==== Data shown ====

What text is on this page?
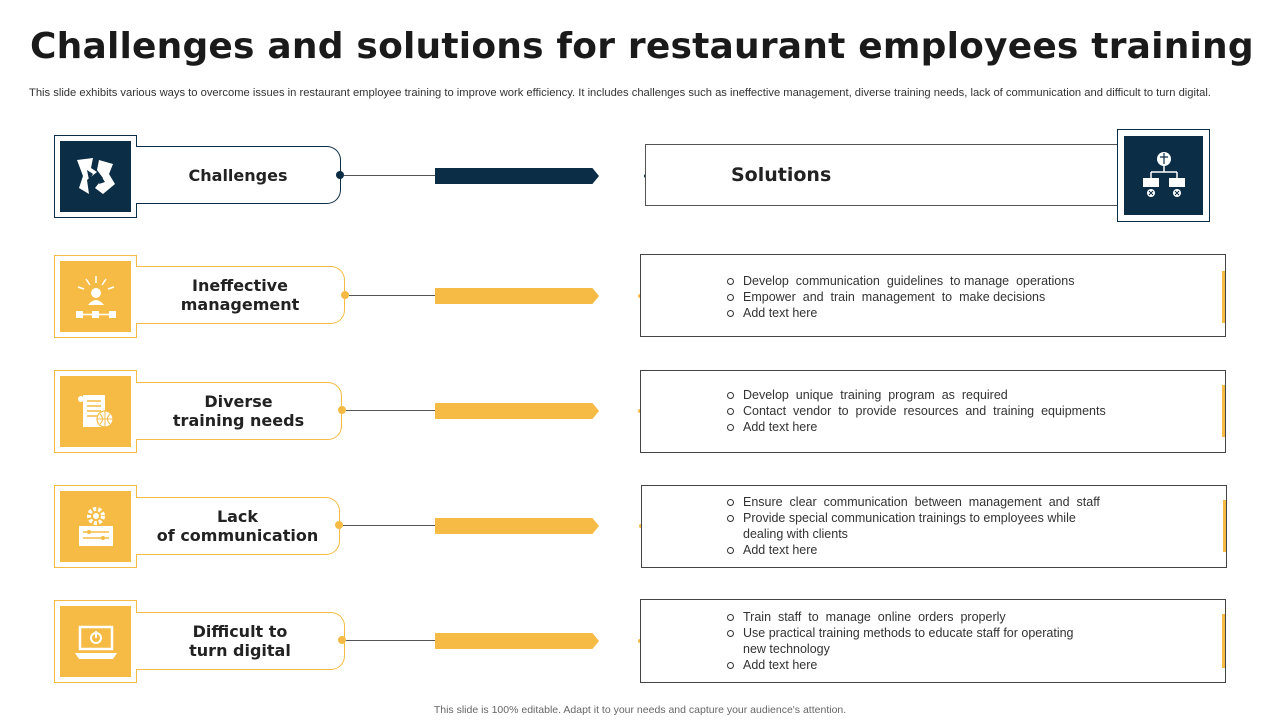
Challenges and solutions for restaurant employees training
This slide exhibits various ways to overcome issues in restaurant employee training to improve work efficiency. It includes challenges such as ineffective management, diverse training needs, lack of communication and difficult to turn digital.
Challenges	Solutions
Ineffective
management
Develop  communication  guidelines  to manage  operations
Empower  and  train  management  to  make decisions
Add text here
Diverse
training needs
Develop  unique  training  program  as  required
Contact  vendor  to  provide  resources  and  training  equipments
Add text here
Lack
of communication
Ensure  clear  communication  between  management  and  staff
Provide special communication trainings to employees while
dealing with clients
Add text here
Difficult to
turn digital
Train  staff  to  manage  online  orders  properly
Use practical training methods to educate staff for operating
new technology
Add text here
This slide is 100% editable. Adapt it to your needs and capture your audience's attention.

====
==== Data shown ====

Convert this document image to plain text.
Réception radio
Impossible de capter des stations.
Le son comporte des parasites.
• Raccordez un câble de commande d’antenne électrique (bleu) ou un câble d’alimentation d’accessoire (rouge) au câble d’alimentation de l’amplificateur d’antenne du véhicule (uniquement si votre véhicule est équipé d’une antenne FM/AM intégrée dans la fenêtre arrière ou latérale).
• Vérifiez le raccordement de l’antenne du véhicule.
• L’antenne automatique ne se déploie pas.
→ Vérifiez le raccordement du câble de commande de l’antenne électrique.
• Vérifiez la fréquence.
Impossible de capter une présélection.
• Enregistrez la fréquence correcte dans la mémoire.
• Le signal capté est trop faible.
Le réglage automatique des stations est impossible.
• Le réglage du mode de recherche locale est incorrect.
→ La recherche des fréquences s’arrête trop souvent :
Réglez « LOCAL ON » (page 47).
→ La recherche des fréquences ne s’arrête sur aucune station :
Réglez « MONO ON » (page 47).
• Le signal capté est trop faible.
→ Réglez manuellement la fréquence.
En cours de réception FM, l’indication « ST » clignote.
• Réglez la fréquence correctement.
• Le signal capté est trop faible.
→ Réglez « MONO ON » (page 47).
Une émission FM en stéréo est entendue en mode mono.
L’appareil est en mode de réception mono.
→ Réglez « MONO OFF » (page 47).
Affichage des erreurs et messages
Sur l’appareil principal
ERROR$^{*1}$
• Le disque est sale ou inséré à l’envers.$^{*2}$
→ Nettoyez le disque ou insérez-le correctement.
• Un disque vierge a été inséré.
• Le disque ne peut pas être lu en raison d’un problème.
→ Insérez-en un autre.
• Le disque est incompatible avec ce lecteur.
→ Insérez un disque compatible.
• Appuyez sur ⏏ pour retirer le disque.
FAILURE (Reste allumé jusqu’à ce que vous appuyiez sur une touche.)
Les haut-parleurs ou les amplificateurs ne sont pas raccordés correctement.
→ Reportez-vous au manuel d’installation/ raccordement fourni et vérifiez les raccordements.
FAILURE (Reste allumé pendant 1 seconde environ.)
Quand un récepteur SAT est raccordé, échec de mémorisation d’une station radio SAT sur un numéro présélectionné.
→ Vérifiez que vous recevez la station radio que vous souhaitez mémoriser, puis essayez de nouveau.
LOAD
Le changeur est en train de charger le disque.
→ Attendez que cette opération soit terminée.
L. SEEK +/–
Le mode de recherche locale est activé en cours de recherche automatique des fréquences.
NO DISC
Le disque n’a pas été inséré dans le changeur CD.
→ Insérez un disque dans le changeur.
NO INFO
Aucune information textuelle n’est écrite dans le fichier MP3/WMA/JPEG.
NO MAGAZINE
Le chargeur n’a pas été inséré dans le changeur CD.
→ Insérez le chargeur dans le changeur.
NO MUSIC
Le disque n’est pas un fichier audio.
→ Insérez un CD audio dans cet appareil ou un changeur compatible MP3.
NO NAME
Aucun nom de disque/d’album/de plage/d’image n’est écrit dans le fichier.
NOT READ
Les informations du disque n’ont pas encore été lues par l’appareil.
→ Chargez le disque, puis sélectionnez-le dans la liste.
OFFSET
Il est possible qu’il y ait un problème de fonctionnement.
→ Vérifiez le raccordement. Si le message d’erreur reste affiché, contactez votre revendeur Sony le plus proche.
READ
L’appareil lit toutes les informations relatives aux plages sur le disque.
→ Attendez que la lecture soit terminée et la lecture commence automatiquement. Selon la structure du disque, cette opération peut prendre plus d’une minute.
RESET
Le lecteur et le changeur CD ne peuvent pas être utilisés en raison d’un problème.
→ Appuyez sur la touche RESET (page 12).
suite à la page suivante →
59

====

> [Given task] Display every line of the listing that contains the string "chargeur".

> [Written response]
Le chargeur n’a pas été inséré dans le changeur CD.
→ Insérez le chargeur dans le changeur.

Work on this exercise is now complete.